**TASK BRIEF**
Copy out all of the data exactly as it appears.

Saved data entries:
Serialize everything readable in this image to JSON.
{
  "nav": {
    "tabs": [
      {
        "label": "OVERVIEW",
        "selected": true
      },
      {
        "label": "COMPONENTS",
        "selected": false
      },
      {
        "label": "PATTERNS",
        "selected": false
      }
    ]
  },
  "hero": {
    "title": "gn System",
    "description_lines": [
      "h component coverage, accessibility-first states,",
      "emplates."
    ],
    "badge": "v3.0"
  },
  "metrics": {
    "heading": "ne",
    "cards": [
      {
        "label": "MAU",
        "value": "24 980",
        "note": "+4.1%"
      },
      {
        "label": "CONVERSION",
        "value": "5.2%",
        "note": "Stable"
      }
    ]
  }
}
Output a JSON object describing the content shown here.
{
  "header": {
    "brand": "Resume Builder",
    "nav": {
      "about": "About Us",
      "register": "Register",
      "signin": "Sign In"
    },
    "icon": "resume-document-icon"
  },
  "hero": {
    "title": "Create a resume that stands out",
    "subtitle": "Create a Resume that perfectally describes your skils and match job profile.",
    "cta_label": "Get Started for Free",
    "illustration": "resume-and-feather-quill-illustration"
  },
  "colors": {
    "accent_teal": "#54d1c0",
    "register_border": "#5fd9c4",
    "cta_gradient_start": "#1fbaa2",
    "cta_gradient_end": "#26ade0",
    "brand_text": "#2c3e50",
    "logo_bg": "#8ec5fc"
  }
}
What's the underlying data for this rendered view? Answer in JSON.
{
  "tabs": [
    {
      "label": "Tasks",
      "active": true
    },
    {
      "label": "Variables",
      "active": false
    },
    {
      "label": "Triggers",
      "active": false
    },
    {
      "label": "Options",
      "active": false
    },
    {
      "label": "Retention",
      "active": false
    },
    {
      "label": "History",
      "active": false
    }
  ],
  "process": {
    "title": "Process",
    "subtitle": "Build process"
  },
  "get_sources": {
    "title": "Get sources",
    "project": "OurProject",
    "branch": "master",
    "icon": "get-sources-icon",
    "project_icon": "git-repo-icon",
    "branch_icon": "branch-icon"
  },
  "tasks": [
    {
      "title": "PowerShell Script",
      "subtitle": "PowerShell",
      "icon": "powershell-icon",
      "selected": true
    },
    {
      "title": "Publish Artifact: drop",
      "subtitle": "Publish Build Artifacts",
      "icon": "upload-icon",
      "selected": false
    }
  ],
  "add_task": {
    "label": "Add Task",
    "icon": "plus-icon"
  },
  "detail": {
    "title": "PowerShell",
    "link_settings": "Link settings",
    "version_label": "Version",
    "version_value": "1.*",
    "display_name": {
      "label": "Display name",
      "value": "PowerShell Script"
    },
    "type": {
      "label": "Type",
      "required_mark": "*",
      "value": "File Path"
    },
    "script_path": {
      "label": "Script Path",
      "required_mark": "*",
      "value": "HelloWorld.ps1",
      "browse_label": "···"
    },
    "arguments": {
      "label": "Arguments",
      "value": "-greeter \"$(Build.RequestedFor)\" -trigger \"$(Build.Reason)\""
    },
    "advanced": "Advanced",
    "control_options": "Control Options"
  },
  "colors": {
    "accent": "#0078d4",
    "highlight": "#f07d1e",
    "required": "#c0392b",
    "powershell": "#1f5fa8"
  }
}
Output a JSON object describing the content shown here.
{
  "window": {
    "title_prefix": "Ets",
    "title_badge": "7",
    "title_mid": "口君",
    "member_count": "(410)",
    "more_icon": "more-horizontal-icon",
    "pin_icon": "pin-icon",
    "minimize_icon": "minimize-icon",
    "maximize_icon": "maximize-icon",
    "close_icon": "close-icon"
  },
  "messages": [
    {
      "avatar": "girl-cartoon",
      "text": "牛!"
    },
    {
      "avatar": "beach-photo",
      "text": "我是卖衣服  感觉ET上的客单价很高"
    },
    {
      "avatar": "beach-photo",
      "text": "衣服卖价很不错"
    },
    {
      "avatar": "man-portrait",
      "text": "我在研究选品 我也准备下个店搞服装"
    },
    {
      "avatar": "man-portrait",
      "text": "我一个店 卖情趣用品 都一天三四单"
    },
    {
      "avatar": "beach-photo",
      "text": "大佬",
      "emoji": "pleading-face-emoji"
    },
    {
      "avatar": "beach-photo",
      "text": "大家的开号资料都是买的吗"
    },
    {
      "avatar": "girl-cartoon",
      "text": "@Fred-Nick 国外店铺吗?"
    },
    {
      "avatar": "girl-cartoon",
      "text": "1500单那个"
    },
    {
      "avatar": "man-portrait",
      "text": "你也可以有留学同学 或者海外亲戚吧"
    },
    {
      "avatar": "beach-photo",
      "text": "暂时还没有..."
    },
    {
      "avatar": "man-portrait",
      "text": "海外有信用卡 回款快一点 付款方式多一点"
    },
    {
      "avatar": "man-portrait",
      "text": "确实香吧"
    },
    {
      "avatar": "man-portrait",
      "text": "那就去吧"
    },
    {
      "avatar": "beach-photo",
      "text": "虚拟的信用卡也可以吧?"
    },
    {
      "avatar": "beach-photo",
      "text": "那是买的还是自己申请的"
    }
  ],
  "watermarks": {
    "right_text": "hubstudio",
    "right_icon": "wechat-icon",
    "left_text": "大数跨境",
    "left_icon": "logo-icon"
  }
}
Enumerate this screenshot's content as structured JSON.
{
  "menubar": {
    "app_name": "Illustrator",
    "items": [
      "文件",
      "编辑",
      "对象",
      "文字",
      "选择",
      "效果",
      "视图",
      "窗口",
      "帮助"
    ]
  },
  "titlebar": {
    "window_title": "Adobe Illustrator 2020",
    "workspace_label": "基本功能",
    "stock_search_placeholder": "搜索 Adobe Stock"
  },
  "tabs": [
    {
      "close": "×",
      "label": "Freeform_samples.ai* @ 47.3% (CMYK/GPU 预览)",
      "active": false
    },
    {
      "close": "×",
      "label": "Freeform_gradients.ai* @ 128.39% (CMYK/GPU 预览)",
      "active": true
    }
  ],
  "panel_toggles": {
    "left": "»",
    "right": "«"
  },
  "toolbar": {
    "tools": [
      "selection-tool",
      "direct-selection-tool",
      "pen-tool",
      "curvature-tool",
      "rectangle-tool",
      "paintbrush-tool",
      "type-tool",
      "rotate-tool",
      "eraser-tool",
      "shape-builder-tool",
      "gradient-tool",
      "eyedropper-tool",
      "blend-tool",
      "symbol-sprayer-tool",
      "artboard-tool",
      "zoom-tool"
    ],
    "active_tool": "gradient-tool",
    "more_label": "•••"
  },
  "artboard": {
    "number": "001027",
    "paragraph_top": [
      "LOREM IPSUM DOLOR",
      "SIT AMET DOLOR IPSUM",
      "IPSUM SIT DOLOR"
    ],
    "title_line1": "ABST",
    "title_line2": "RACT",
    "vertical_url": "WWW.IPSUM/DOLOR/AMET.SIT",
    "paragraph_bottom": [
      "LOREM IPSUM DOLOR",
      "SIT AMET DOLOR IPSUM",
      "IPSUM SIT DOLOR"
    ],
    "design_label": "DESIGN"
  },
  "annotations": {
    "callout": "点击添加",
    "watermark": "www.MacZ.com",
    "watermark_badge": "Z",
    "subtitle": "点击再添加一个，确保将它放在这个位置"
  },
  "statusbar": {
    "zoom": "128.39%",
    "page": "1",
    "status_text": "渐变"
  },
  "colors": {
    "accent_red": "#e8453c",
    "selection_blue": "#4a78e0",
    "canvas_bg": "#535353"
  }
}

**RESULT BELOW**
Serialize everything readable in this image to JSON.
{
  "nav": {
    "tabs": [
      {
        "label": "OVERVIEW",
        "selected": true
      },
      {
        "label": "COMPONENTS",
        "selected": false
      },
      {
        "label": "PATTERNS",
        "selected": false
      }
    ]
  },
  "hero": {
    "title": "gn System",
    "description_lines": [
      "h component coverage, accessibility-first states,",
      "emplates."
    ],
    "badge": "v3.0"
  },
  "metrics": {
    "heading": "ne",
    "cards": [
      {
        "label": "MAU",
        "value": "24 980",
        "note": "+4.1%"
      },
      {
        "label": "CONVERSION",
        "value": "5.2%",
        "note": "Stable"
      }
    ]
  }
}
Output a JSON object describing the content shown here.
{
  "header": {
    "brand": "Resume Builder",
    "nav": {
      "about": "About Us",
      "register": "Register",
      "signin": "Sign In"
    },
    "icon": "resume-document-icon"
  },
  "hero": {
    "title": "Create a resume that stands out",
    "subtitle": "Create a Resume that perfectally describes your skils and match job profile.",
    "cta_label": "Get Started for Free",
    "illustration": "resume-and-feather-quill-illustration"
  },
  "colors": {
    "accent_teal": "#54d1c0",
    "register_border": "#5fd9c4",
    "cta_gradient_start": "#1fbaa2",
    "cta_gradient_end": "#26ade0",
    "brand_text": "#2c3e50",
    "logo_bg": "#8ec5fc"
  }
}
What's the underlying data for this rendered view? Answer in JSON.
{
  "tabs": [
    {
      "label": "Tasks",
      "active": true
    },
    {
      "label": "Variables",
      "active": false
    },
    {
      "label": "Triggers",
      "active": false
    },
    {
      "label": "Options",
      "active": false
    },
    {
      "label": "Retention",
      "active": false
    },
    {
      "label": "History",
      "active": false
    }
  ],
  "process": {
    "title": "Process",
    "subtitle": "Build process"
  },
  "get_sources": {
    "title": "Get sources",
    "project": "OurProject",
    "branch": "master",
    "icon": "get-sources-icon",
    "project_icon": "git-repo-icon",
    "branch_icon": "branch-icon"
  },
  "tasks": [
    {
      "title": "PowerShell Script",
      "subtitle": "PowerShell",
      "icon": "powershell-icon",
      "selected": true
    },
    {
      "title": "Publish Artifact: drop",
      "subtitle": "Publish Build Artifacts",
      "icon": "upload-icon",
      "selected": false
    }
  ],
  "add_task": {
    "label": "Add Task",
    "icon": "plus-icon"
  },
  "detail": {
    "title": "PowerShell",
    "link_settings": "Link settings",
    "version_label": "Version",
    "version_value": "1.*",
    "display_name": {
      "label": "Display name",
      "value": "PowerShell Script"
    },
    "type": {
      "label": "Type",
      "required_mark": "*",
      "value": "File Path"
    },
    "script_path": {
      "label": "Script Path",
      "required_mark": "*",
      "value": "HelloWorld.ps1",
      "browse_label": "···"
    },
    "arguments": {
      "label": "Arguments",
      "value": "-greeter \"$(Build.RequestedFor)\" -trigger \"$(Build.Reason)\""
    },
    "advanced": "Advanced",
    "control_options": "Control Options"
  },
  "colors": {
    "accent": "#0078d4",
    "highlight": "#f07d1e",
    "required": "#c0392b",
    "powershell": "#1f5fa8"
  }
}
Output a JSON object describing the content shown here.
{
  "window": {
    "title_prefix": "Ets",
    "title_badge": "7",
    "title_mid": "口君",
    "member_count": "(410)",
    "more_icon": "more-horizontal-icon",
    "pin_icon": "pin-icon",
    "minimize_icon": "minimize-icon",
    "maximize_icon": "maximize-icon",
    "close_icon": "close-icon"
  },
  "messages": [
    {
      "avatar": "girl-cartoon",
      "text": "牛!"
    },
    {
      "avatar": "beach-photo",
      "text": "我是卖衣服  感觉ET上的客单价很高"
    },
    {
      "avatar": "beach-photo",
      "text": "衣服卖价很不错"
    },
    {
      "avatar": "man-portrait",
      "text": "我在研究选品 我也准备下个店搞服装"
    },
    {
      "avatar": "man-portrait",
      "text": "我一个店 卖情趣用品 都一天三四单"
    },
    {
      "avatar": "beach-photo",
      "text": "大佬",
      "emoji": "pleading-face-emoji"
    },
    {
      "avatar": "beach-photo",
      "text": "大家的开号资料都是买的吗"
    },
    {
      "avatar": "girl-cartoon",
      "text": "@Fred-Nick 国外店铺吗?"
    },
    {
      "avatar": "girl-cartoon",
      "text": "1500单那个"
    },
    {
      "avatar": "man-portrait",
      "text": "你也可以有留学同学 或者海外亲戚吧"
    },
    {
      "avatar": "beach-photo",
      "text": "暂时还没有..."
    },
    {
      "avatar": "man-portrait",
      "text": "海外有信用卡 回款快一点 付款方式多一点"
    },
    {
      "avatar": "man-portrait",
      "text": "确实香吧"
    },
    {
      "avatar": "man-portrait",
      "text": "那就去吧"
    },
    {
      "avatar": "beach-photo",
      "text": "虚拟的信用卡也可以吧?"
    },
    {
      "avatar": "beach-photo",
      "text": "那是买的还是自己申请的"
    }
  ],
  "watermarks": {
    "right_text": "hubstudio",
    "right_icon": "wechat-icon",
    "left_text": "大数跨境",
    "left_icon": "logo-icon"
  }
}
Enumerate this screenshot's content as structured JSON.
{
  "menubar": {
    "app_name": "Illustrator",
    "items": [
      "文件",
      "编辑",
      "对象",
      "文字",
      "选择",
      "效果",
      "视图",
      "窗口",
      "帮助"
    ]
  },
  "titlebar": {
    "window_title": "Adobe Illustrator 2020",
    "workspace_label": "基本功能",
    "stock_search_placeholder": "搜索 Adobe Stock"
  },
  "tabs": [
    {
      "close": "×",
      "label": "Freeform_samples.ai* @ 47.3% (CMYK/GPU 预览)",
      "active": false
    },
    {
      "close": "×",
      "label": "Freeform_gradients.ai* @ 128.39% (CMYK/GPU 预览)",
      "active": true
    }
  ],
  "panel_toggles": {
    "left": "»",
    "right": "«"
  },
  "toolbar": {
    "tools": [
      "selection-tool",
      "direct-selection-tool",
      "pen-tool",
      "curvature-tool",
      "rectangle-tool",
      "paintbrush-tool",
      "type-tool",
      "rotate-tool",
      "eraser-tool",
      "shape-builder-tool",
      "gradient-tool",
      "eyedropper-tool",
      "blend-tool",
      "symbol-sprayer-tool",
      "artboard-tool",
      "zoom-tool"
    ],
    "active_tool": "gradient-tool",
    "more_label": "•••"
  },
  "artboard": {
    "number": "001027",
    "paragraph_top": [
      "LOREM IPSUM DOLOR",
      "SIT AMET DOLOR IPSUM",
      "IPSUM SIT DOLOR"
    ],
    "title_line1": "ABST",
    "title_line2": "RACT",
    "vertical_url": "WWW.IPSUM/DOLOR/AMET.SIT",
    "paragraph_bottom": [
      "LOREM IPSUM DOLOR",
      "SIT AMET DOLOR IPSUM",
      "IPSUM SIT DOLOR"
    ],
    "design_label": "DESIGN"
  },
  "annotations": {
    "callout": "点击添加",
    "watermark": "www.MacZ.com",
    "watermark_badge": "Z",
    "subtitle": "点击再添加一个，确保将它放在这个位置"
  },
  "statusbar": {
    "zoom": "128.39%",
    "page": "1",
    "status_text": "渐变"
  },
  "colors": {
    "accent_red": "#e8453c",
    "selection_blue": "#4a78e0",
    "canvas_bg": "#535353"
  }
}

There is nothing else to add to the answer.